Request:
Search the data for the word "type". Reproduce every line where it is found.

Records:
===
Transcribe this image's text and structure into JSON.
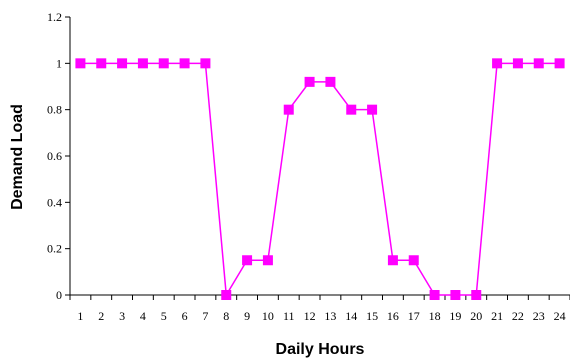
{
  "chart_data": {
    "type": "line",
    "title": "",
    "xlabel": "Daily Hours",
    "ylabel": "Demand Load",
    "categories": [
      "1",
      "2",
      "3",
      "4",
      "5",
      "6",
      "7",
      "8",
      "9",
      "10",
      "11",
      "12",
      "13",
      "14",
      "15",
      "16",
      "17",
      "18",
      "19",
      "20",
      "21",
      "22",
      "23",
      "24"
    ],
    "series": [
      {
        "values": [
          1,
          1,
          1,
          1,
          1,
          1,
          1,
          0,
          0.15,
          0.15,
          0.8,
          0.92,
          0.92,
          0.8,
          0.8,
          0.15,
          0.15,
          0,
          0,
          0,
          1,
          1,
          1,
          1
        ]
      }
    ],
    "ylim": [
      0,
      1.2
    ],
    "yticks": [
      "0",
      "0.2",
      "0.4",
      "0.6",
      "0.8",
      "1",
      "1.2"
    ],
    "grid": false,
    "legend": "none",
    "colors": {
      "series": "#ff00ff",
      "axis": "#000000"
    }
  }
}
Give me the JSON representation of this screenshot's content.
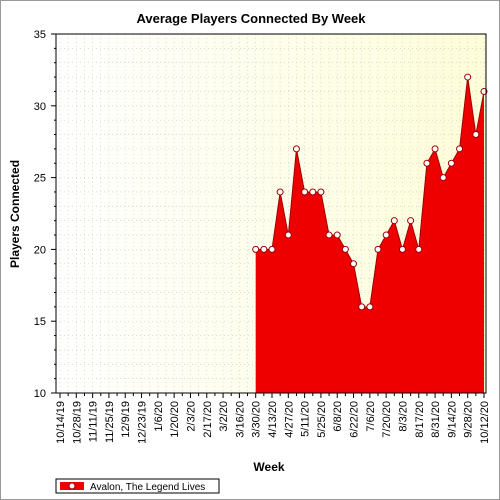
{
  "chart_data": {
    "type": "area",
    "title": "Average Players Connected By Week",
    "xlabel": "Week",
    "ylabel": "Players Connected",
    "ylim": [
      10,
      35
    ],
    "yticks": [
      10,
      15,
      20,
      25,
      30,
      35
    ],
    "grid": true,
    "legend_position": "bottom-left",
    "x_tick_labels": [
      "10/14/19",
      "10/28/19",
      "11/11/19",
      "11/25/19",
      "12/9/19",
      "12/23/19",
      "1/6/20",
      "1/20/20",
      "2/3/20",
      "2/17/20",
      "3/2/20",
      "3/16/20",
      "3/30/20",
      "4/13/20",
      "4/27/20",
      "5/11/20",
      "5/25/20",
      "6/8/20",
      "6/22/20",
      "7/6/20",
      "7/20/20",
      "8/3/20",
      "8/17/20",
      "8/31/20",
      "9/14/20",
      "9/28/20",
      "10/12/20"
    ],
    "x": [
      "10/14/19",
      "10/21/19",
      "10/28/19",
      "11/4/19",
      "11/11/19",
      "11/18/19",
      "11/25/19",
      "12/2/19",
      "12/9/19",
      "12/16/19",
      "12/23/19",
      "12/30/19",
      "1/6/20",
      "1/13/20",
      "1/20/20",
      "1/27/20",
      "2/3/20",
      "2/10/20",
      "2/17/20",
      "2/24/20",
      "3/2/20",
      "3/9/20",
      "3/16/20",
      "3/23/20",
      "3/30/20",
      "4/6/20",
      "4/13/20",
      "4/20/20",
      "4/27/20",
      "5/4/20",
      "5/11/20",
      "5/18/20",
      "5/25/20",
      "6/1/20",
      "6/8/20",
      "6/15/20",
      "6/22/20",
      "6/29/20",
      "7/6/20",
      "7/13/20",
      "7/20/20",
      "7/27/20",
      "8/3/20",
      "8/10/20",
      "8/17/20",
      "8/24/20",
      "8/31/20",
      "9/7/20",
      "9/14/20",
      "9/21/20",
      "9/28/20",
      "10/5/20",
      "10/12/20"
    ],
    "series": [
      {
        "name": "Avalon, The Legend Lives",
        "color": "#ee0000",
        "values": [
          null,
          null,
          null,
          null,
          null,
          null,
          null,
          null,
          null,
          null,
          null,
          null,
          null,
          null,
          null,
          null,
          null,
          null,
          null,
          null,
          null,
          null,
          null,
          null,
          20,
          20,
          20,
          24,
          21,
          27,
          24,
          24,
          24,
          21,
          21,
          20,
          19,
          16,
          16,
          20,
          21,
          22,
          20,
          22,
          20,
          26,
          27,
          25,
          26,
          27,
          32,
          28,
          31
        ]
      }
    ]
  }
}
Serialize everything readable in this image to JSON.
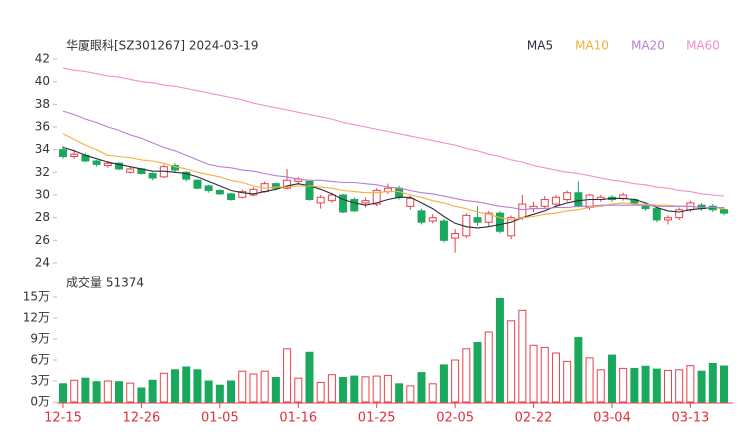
{
  "chart_data": [
    {
      "type": "candlestick",
      "title": "华厦眼科[SZ301267] 2024-03-19",
      "categories": [
        "12-15",
        null,
        null,
        null,
        null,
        null,
        null,
        "12-26",
        null,
        null,
        null,
        null,
        null,
        null,
        "01-05",
        null,
        null,
        null,
        null,
        null,
        null,
        "01-16",
        null,
        null,
        null,
        null,
        null,
        null,
        "01-25",
        null,
        null,
        null,
        null,
        null,
        null,
        "02-05",
        null,
        null,
        null,
        null,
        null,
        null,
        "02-22",
        null,
        null,
        null,
        null,
        null,
        null,
        "03-04",
        null,
        null,
        null,
        null,
        null,
        null,
        "03-13",
        null,
        null,
        null
      ],
      "open": [
        34.0,
        33.4,
        33.5,
        33.0,
        32.6,
        32.8,
        32.0,
        32.3,
        31.9,
        31.6,
        32.6,
        32.0,
        31.3,
        30.8,
        30.4,
        30.1,
        29.8,
        30.0,
        30.3,
        31.0,
        30.6,
        31.2,
        31.2,
        29.3,
        29.5,
        30.0,
        29.6,
        29.3,
        29.2,
        30.3,
        30.6,
        29.0,
        28.6,
        27.7,
        27.7,
        26.2,
        26.4,
        28.0,
        27.6,
        28.4,
        26.4,
        28.0,
        28.8,
        29.0,
        29.2,
        29.6,
        30.2,
        28.9,
        29.6,
        29.8,
        29.7,
        29.6,
        29.0,
        28.8,
        27.8,
        28.0,
        28.7,
        29.1,
        29.0,
        28.7
      ],
      "high": [
        34.3,
        34.0,
        33.7,
        33.1,
        33.0,
        32.9,
        32.5,
        32.4,
        32.0,
        32.7,
        32.8,
        32.1,
        31.4,
        30.9,
        30.5,
        30.2,
        30.5,
        30.7,
        31.2,
        31.1,
        32.3,
        31.6,
        31.3,
        30.0,
        30.2,
        30.1,
        29.8,
        29.8,
        30.6,
        31.0,
        30.8,
        29.9,
        28.8,
        28.3,
        27.9,
        27.0,
        28.4,
        29.0,
        28.6,
        28.6,
        28.2,
        30.0,
        29.4,
        29.9,
        30.0,
        30.4,
        31.2,
        30.1,
        30.0,
        30.0,
        30.2,
        29.7,
        29.3,
        29.0,
        28.2,
        28.9,
        29.5,
        29.3,
        29.2,
        28.9
      ],
      "low": [
        33.2,
        33.2,
        32.9,
        32.5,
        32.4,
        32.2,
        31.9,
        31.8,
        31.3,
        31.5,
        32.0,
        31.2,
        30.5,
        30.2,
        30.0,
        29.5,
        29.7,
        29.9,
        30.2,
        30.4,
        30.5,
        30.9,
        29.5,
        28.8,
        29.3,
        28.4,
        28.5,
        28.9,
        29.0,
        30.1,
        29.6,
        28.7,
        27.4,
        27.5,
        25.8,
        24.9,
        26.2,
        27.3,
        27.2,
        26.6,
        26.1,
        27.8,
        28.5,
        28.8,
        29.0,
        29.4,
        28.9,
        28.7,
        29.4,
        29.4,
        29.5,
        29.1,
        28.6,
        27.6,
        27.4,
        27.8,
        28.5,
        28.6,
        28.5,
        28.2
      ],
      "close": [
        33.4,
        33.6,
        33.0,
        32.7,
        32.8,
        32.3,
        32.3,
        31.9,
        31.5,
        32.5,
        32.2,
        31.4,
        30.6,
        30.4,
        30.1,
        29.6,
        30.3,
        30.5,
        31.0,
        30.6,
        31.3,
        31.4,
        29.6,
        29.8,
        30.0,
        28.5,
        28.6,
        29.5,
        30.4,
        30.6,
        29.8,
        29.7,
        27.6,
        28.0,
        26.0,
        26.6,
        28.2,
        27.6,
        28.4,
        26.8,
        28.0,
        29.2,
        29.0,
        29.6,
        29.8,
        30.2,
        29.0,
        30.0,
        29.8,
        29.6,
        30.0,
        29.3,
        28.8,
        27.8,
        28.0,
        28.7,
        29.3,
        28.8,
        28.7,
        28.4
      ],
      "up_color": "#e8424a",
      "down_color": "#1aa85c",
      "series": [
        {
          "name": "MA5",
          "color": "#2b2b3a",
          "values": [
            34.2,
            33.9,
            33.5,
            33.2,
            32.9,
            32.7,
            32.5,
            32.3,
            32.1,
            32.1,
            32.0,
            31.9,
            31.6,
            31.2,
            30.8,
            30.4,
            30.2,
            30.1,
            30.3,
            30.5,
            30.8,
            31.0,
            30.8,
            30.5,
            30.1,
            29.6,
            29.3,
            29.1,
            29.3,
            29.6,
            29.8,
            29.8,
            29.3,
            28.8,
            28.1,
            27.5,
            27.2,
            27.1,
            27.2,
            27.4,
            27.6,
            28.0,
            28.3,
            28.6,
            29.0,
            29.3,
            29.5,
            29.6,
            29.6,
            29.7,
            29.7,
            29.6,
            29.3,
            28.9,
            28.6,
            28.5,
            28.7,
            28.8,
            28.9,
            28.8
          ]
        },
        {
          "name": "MA10",
          "color": "#f5b041",
          "values": [
            35.4,
            34.9,
            34.4,
            34.0,
            33.5,
            33.4,
            33.3,
            33.1,
            33.0,
            32.8,
            32.5,
            32.3,
            32.0,
            31.8,
            31.6,
            31.3,
            31.1,
            30.8,
            30.6,
            30.7,
            30.7,
            30.8,
            30.8,
            30.7,
            30.6,
            30.4,
            30.3,
            30.2,
            30.2,
            30.3,
            30.3,
            30.0,
            29.8,
            29.5,
            29.3,
            29.0,
            28.8,
            28.5,
            28.3,
            28.0,
            27.8,
            28.0,
            28.1,
            28.3,
            28.4,
            28.6,
            28.7,
            28.9,
            29.0,
            29.2,
            29.3,
            29.2,
            29.2,
            29.1,
            29.1,
            29.0,
            29.0,
            28.9,
            28.9,
            28.8
          ]
        },
        {
          "name": "MA20",
          "color": "#b57fd9",
          "values": [
            37.4,
            37.1,
            36.7,
            36.4,
            36.0,
            35.7,
            35.3,
            35.0,
            34.6,
            34.2,
            33.9,
            33.5,
            33.1,
            32.7,
            32.5,
            32.4,
            32.2,
            32.1,
            31.9,
            31.7,
            31.6,
            31.4,
            31.3,
            31.3,
            31.2,
            31.1,
            31.1,
            31.0,
            30.9,
            30.7,
            30.6,
            30.4,
            30.2,
            30.1,
            29.9,
            29.7,
            29.5,
            29.4,
            29.2,
            29.0,
            28.9,
            28.7,
            28.8,
            28.8,
            28.9,
            28.9,
            29.0,
            29.0,
            29.1,
            29.1,
            29.1,
            29.1,
            29.1,
            29.0,
            29.0,
            29.0,
            29.0,
            28.9,
            28.9,
            28.9
          ]
        },
        {
          "name": "MA60",
          "color": "#f08fcb",
          "values": [
            41.2,
            41.0,
            40.9,
            40.7,
            40.5,
            40.4,
            40.2,
            40.0,
            39.9,
            39.7,
            39.6,
            39.4,
            39.2,
            39.0,
            38.8,
            38.6,
            38.4,
            38.1,
            37.9,
            37.7,
            37.5,
            37.3,
            37.1,
            36.9,
            36.7,
            36.4,
            36.2,
            36.0,
            35.8,
            35.6,
            35.4,
            35.2,
            35.0,
            34.8,
            34.6,
            34.4,
            34.1,
            33.9,
            33.6,
            33.4,
            33.1,
            32.9,
            32.6,
            32.4,
            32.2,
            32.0,
            31.9,
            31.7,
            31.5,
            31.3,
            31.2,
            31.0,
            30.9,
            30.7,
            30.6,
            30.4,
            30.3,
            30.1,
            30.0,
            29.9
          ]
        }
      ],
      "ylim": [
        24,
        42
      ],
      "yticks": [
        24,
        26,
        28,
        30,
        32,
        34,
        36,
        38,
        40,
        42
      ],
      "grid": false
    },
    {
      "type": "bar",
      "title": "成交量 51374",
      "values": [
        2.6,
        3.1,
        3.4,
        2.9,
        3.0,
        2.9,
        2.7,
        2.0,
        3.1,
        4.1,
        4.6,
        5.0,
        4.6,
        3.0,
        2.4,
        3.0,
        4.4,
        4.0,
        4.4,
        3.5,
        7.6,
        3.4,
        7.1,
        2.8,
        3.9,
        3.5,
        3.7,
        3.6,
        3.7,
        3.8,
        2.6,
        2.3,
        4.2,
        2.6,
        5.3,
        6.0,
        7.6,
        8.5,
        10.0,
        14.8,
        11.6,
        13.1,
        8.1,
        7.8,
        7.0,
        5.8,
        9.2,
        6.3,
        4.6,
        6.7,
        4.8,
        4.8,
        5.1,
        4.7,
        4.5,
        4.6,
        5.2,
        4.4,
        5.5,
        5.1374
      ],
      "ylim": [
        0,
        15
      ],
      "yticks": [
        {
          "value": 0,
          "label": "0万"
        },
        {
          "value": 3,
          "label": "3万"
        },
        {
          "value": 6,
          "label": "6万"
        },
        {
          "value": 9,
          "label": "9万"
        },
        {
          "value": 12,
          "label": "12万"
        },
        {
          "value": 15,
          "label": "15万"
        }
      ],
      "grid": false
    }
  ]
}
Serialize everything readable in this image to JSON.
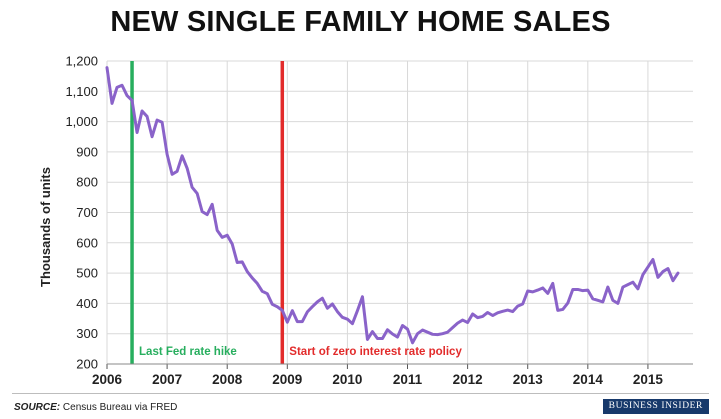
{
  "chart_data": {
    "type": "line",
    "title": "NEW SINGLE FAMILY HOME SALES",
    "ylabel": "Thousands of units",
    "xlabel": "",
    "ylim": [
      200,
      1200
    ],
    "xlim": [
      2006.0,
      2015.75
    ],
    "y_ticks": [
      "200",
      "300",
      "400",
      "500",
      "600",
      "700",
      "800",
      "900",
      "1,000",
      "1,100",
      "1,200"
    ],
    "x_ticks": [
      "2006",
      "2007",
      "2008",
      "2009",
      "2010",
      "2011",
      "2012",
      "2013",
      "2014",
      "2015"
    ],
    "grid": true,
    "series": [
      {
        "color": "#8a63c9",
        "frequency": "monthly",
        "start": "2006-01",
        "values": [
          1178,
          1060,
          1113,
          1120,
          1086,
          1070,
          964,
          1035,
          1017,
          950,
          1005,
          998,
          892,
          826,
          836,
          887,
          846,
          783,
          763,
          703,
          693,
          727,
          641,
          618,
          625,
          596,
          535,
          537,
          505,
          484,
          466,
          440,
          432,
          397,
          389,
          377,
          338,
          376,
          340,
          340,
          372,
          389,
          405,
          417,
          384,
          398,
          373,
          354,
          348,
          333,
          376,
          422,
          281,
          307,
          284,
          284,
          313,
          299,
          289,
          327,
          315,
          270,
          300,
          312,
          305,
          298,
          297,
          300,
          305,
          320,
          335,
          345,
          337,
          365,
          353,
          357,
          370,
          360,
          369,
          374,
          378,
          373,
          391,
          398,
          441,
          438,
          444,
          451,
          433,
          466,
          377,
          380,
          401,
          446,
          446,
          442,
          444,
          415,
          410,
          405,
          454,
          410,
          400,
          454,
          462,
          470,
          448,
          495,
          520,
          545,
          486,
          505,
          515,
          475,
          500
        ]
      }
    ],
    "markers": [
      {
        "x": "2006-06",
        "label": "Last Fed rate hike",
        "color": "#27ae5e"
      },
      {
        "x": "2008-12",
        "label": "Start of zero interest rate policy",
        "color": "#e22b2b"
      }
    ]
  },
  "footer": {
    "source_label": "SOURCE:",
    "source_text": "Census Bureau via FRED",
    "brand": "BUSINESS INSIDER"
  }
}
===
Correct response:
    "type": "line",
    "type": "area",
      "type": "candlestick",
      "type": "bar",
    "type": "line",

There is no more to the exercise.